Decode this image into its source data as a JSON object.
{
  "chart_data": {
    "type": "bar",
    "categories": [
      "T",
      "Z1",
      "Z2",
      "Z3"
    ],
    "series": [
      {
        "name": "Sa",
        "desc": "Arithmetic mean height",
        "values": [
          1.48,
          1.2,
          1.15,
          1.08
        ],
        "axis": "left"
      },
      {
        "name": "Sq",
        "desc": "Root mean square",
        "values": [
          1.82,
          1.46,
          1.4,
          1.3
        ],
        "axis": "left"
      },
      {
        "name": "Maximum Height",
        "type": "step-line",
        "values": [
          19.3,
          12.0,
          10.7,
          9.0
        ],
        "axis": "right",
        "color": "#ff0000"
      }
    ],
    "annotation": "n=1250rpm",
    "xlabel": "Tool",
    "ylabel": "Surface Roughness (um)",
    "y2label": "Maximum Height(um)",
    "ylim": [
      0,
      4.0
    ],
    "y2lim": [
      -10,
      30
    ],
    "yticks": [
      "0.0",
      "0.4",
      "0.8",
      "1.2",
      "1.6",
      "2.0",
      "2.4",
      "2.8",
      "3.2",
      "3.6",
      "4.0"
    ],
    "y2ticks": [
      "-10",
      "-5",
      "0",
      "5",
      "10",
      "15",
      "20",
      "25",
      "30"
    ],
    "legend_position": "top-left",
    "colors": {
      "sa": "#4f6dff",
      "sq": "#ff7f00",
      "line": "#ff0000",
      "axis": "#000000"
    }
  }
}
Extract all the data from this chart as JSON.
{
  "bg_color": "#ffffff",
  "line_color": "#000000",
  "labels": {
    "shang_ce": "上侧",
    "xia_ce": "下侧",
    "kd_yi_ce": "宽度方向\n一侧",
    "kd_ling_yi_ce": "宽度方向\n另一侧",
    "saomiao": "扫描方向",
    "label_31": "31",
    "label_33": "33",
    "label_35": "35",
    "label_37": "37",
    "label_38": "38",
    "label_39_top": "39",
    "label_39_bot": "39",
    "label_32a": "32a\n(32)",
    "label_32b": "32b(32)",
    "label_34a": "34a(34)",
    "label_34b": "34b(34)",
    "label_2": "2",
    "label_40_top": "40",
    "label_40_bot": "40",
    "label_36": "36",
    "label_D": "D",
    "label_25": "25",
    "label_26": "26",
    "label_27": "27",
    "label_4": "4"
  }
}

--------------------------------

Collect every line with the string "Maximum" from the records, and copy each.

**Exercise solution:**
        "name": "Maximum Height",
    "y2label": "Maximum Height(um)",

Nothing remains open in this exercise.